→ Exercise requirements: Check each line of the records for "Figure"; collect those that have it.

→ Data:
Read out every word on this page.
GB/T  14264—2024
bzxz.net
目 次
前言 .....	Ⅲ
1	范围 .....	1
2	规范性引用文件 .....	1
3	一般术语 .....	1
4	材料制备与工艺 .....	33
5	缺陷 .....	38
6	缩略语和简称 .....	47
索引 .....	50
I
--
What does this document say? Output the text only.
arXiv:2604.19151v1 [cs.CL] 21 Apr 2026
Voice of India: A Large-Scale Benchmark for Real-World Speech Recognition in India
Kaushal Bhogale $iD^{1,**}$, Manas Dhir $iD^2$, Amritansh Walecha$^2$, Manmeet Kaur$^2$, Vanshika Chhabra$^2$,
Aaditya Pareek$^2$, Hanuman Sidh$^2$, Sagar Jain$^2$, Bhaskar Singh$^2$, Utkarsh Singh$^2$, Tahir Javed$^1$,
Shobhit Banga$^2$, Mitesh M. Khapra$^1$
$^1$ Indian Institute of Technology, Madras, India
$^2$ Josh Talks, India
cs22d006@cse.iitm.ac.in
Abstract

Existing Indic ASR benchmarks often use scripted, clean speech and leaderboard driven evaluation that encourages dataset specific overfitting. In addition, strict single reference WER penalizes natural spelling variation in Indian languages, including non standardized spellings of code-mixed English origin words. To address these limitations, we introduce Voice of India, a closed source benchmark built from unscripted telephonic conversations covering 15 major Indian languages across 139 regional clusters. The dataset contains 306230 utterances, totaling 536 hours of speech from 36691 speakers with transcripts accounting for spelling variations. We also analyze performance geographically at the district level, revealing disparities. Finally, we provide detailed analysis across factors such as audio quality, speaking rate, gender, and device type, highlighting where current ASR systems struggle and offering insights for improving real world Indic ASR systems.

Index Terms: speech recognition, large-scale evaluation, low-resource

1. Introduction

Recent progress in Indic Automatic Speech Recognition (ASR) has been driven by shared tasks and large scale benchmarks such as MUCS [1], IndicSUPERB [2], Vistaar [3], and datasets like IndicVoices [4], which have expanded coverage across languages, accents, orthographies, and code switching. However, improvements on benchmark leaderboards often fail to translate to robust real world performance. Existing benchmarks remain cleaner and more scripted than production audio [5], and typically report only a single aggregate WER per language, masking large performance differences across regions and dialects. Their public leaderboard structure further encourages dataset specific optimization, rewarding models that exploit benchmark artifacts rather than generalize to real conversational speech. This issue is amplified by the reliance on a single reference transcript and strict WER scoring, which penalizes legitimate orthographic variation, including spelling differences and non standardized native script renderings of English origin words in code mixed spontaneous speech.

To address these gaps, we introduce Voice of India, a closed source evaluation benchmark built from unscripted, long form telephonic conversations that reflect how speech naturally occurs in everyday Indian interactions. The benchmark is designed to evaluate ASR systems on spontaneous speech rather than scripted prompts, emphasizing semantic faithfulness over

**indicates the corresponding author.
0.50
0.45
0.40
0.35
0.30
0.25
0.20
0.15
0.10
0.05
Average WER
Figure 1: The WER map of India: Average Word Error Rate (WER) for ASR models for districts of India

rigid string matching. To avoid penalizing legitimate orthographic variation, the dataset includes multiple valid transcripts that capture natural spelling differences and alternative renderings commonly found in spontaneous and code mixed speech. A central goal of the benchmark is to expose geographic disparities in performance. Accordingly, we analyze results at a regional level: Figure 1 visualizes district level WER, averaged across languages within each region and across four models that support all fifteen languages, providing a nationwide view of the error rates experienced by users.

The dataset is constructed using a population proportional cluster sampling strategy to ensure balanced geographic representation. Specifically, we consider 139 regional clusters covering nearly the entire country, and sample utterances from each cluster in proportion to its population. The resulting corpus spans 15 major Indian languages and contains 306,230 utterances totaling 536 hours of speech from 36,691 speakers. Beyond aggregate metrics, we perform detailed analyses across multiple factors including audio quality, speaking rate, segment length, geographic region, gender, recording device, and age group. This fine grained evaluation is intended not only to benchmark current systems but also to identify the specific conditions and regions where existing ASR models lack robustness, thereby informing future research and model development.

→ Full response:
Figure 1: The WER map of India: Average Word Error Rate (WER) for ASR models for districts of India
rigid string matching. To avoid penalizing legitimate orthographic variation, the dataset includes multiple valid transcripts that capture natural spelling differences and alternative renderings commonly found in spontaneous and code mixed speech. A central goal of the benchmark is to expose geographic disparities in performance. Accordingly, we analyze results at a regional level: Figure 1 visualizes district level WER, averaged across languages within each region and across four models that support all fifteen languages, providing a nationwide view of the error rates experienced by users.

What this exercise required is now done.